* What is being asked: Copy each line in which the string "Amazon" occurs.

========================================================================

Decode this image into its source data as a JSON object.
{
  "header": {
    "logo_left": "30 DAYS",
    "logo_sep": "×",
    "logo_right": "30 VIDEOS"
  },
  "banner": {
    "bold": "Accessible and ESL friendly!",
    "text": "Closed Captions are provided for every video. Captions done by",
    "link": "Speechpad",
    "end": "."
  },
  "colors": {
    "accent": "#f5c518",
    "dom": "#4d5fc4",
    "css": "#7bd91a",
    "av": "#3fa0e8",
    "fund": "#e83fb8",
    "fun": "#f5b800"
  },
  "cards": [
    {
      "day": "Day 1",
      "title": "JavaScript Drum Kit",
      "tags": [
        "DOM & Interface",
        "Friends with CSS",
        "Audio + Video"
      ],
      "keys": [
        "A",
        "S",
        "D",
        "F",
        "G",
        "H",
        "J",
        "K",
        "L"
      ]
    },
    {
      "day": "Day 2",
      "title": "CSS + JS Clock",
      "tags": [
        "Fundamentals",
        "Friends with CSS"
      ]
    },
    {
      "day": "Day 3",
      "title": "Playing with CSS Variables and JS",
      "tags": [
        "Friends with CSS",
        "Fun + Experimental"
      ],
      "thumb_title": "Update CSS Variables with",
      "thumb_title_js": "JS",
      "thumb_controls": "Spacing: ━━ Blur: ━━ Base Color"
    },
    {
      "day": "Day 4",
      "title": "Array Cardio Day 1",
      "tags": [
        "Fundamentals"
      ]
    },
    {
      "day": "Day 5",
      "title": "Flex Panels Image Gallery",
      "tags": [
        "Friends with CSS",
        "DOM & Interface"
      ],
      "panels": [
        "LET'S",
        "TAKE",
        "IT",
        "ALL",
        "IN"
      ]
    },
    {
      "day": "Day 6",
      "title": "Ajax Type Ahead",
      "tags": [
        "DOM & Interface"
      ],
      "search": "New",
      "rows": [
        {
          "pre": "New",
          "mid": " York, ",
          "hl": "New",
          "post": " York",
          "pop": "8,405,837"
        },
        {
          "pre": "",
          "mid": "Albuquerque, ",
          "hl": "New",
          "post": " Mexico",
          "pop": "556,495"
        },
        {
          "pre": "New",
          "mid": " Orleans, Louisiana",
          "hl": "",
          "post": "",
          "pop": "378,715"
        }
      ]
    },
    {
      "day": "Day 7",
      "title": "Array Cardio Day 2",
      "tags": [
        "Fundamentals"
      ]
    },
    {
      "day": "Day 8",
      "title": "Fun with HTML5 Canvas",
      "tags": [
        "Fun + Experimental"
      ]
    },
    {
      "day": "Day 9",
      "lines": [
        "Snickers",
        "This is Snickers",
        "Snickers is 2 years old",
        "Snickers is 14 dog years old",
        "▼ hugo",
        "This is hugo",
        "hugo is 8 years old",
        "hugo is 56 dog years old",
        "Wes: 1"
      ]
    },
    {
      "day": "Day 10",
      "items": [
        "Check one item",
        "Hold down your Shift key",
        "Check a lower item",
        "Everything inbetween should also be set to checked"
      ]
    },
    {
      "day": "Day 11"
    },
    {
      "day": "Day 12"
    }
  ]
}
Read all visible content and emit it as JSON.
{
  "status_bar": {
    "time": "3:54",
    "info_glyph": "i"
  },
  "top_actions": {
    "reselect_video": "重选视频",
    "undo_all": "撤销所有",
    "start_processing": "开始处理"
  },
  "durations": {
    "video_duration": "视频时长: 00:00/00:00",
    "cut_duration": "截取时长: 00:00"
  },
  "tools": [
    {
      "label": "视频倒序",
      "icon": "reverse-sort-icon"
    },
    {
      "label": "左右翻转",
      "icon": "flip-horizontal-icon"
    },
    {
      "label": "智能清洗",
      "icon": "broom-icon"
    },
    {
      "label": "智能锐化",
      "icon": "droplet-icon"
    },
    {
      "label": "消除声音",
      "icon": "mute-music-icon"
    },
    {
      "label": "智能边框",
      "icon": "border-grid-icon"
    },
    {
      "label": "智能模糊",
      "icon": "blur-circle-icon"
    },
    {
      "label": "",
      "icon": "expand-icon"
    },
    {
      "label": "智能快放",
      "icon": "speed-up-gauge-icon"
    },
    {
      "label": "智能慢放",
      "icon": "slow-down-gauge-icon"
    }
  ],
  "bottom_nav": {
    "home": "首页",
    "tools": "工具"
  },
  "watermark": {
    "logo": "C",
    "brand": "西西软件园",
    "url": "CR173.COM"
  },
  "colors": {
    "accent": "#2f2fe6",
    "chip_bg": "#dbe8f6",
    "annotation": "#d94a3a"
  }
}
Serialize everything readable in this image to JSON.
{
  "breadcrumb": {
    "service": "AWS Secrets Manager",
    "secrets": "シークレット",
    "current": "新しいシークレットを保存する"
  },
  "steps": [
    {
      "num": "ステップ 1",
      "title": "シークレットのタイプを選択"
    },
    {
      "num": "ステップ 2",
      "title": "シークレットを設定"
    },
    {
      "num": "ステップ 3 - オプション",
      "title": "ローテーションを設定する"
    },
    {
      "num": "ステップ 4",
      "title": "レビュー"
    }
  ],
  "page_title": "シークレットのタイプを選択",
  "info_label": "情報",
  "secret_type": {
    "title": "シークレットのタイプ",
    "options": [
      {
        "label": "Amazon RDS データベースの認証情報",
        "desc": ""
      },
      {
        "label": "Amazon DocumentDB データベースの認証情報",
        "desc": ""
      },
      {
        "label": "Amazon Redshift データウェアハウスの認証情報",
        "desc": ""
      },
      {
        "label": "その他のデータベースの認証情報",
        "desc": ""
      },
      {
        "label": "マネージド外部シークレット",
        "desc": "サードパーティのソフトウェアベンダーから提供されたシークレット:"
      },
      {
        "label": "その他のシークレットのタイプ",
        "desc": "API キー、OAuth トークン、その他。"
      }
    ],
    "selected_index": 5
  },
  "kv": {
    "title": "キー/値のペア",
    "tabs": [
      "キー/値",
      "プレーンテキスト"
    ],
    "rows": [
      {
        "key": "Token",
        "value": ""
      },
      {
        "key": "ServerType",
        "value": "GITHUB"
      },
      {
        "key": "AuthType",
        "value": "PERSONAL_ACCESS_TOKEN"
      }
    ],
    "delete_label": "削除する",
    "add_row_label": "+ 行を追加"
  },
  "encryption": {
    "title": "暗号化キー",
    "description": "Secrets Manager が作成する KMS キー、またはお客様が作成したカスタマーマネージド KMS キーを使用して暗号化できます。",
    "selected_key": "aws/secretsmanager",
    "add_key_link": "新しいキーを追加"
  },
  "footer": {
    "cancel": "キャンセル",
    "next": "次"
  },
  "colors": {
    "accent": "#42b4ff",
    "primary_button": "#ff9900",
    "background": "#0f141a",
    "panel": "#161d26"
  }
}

========================================================================

* Exercise result:
        "label": "Amazon RDS データベースの認証情報",
        "label": "Amazon DocumentDB データベースの認証情報",
        "label": "Amazon Redshift データウェアハウスの認証情報",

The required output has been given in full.